Count every line that holds the string "para", then give that number alone.
----- Extracted entries
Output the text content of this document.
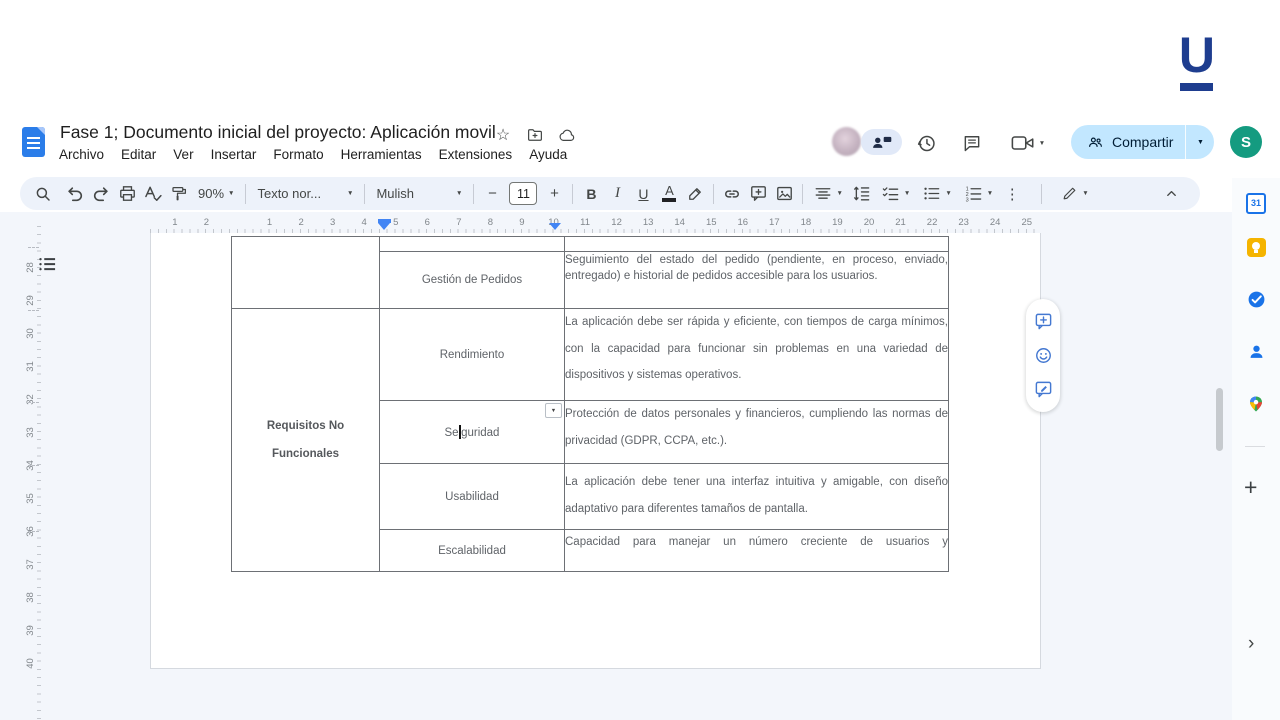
U
Fase 1; Documento inicial del proyecto: Aplicación movil ☆
Archivo Editar Ver Insertar Formato Herramientas Extensiones Ayuda
▼	Compartir	▼	S
90% ▼ Texto nor...	▼ Mulish	▼	−	11	+	B	I	U	A	▼	▼	▼
1
2
3
▼ ⋮	▼
2
1	1	2	3	4	5	6	7	8	9 10 11 12 13 14 15 16 17 18 19 20 21 22 23 24 25
28
29
30
31
32
33
34
35
36
37
38
39
40

	Gestión de Pedidos	Seguimiento del estado del pedido (pendiente, en proceso, enviado, entregado) e historial de pedidos accesible para los usuarios.

Requisitos No
Funcionales	Rendimiento	La aplicación debe ser rápida y eficiente, con tiempos de carga mínimos, con la capacidad para funcionar sin problemas en una variedad de dispositivos y sistemas operativos.

▼
Se guridad	Protección de datos personales y financieros, cumpliendo las normas de privacidad (GDPR, CCPA, etc.).
	Usabilidad	La aplicación debe tener una interfaz intuitiva y amigable, con diseño adaptativo para diferentes tamaños de pantalla.
	Escalabilidad	Capacidad para manejar un número creciente de usuarios y
31
+
›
----------
● **Solution**
4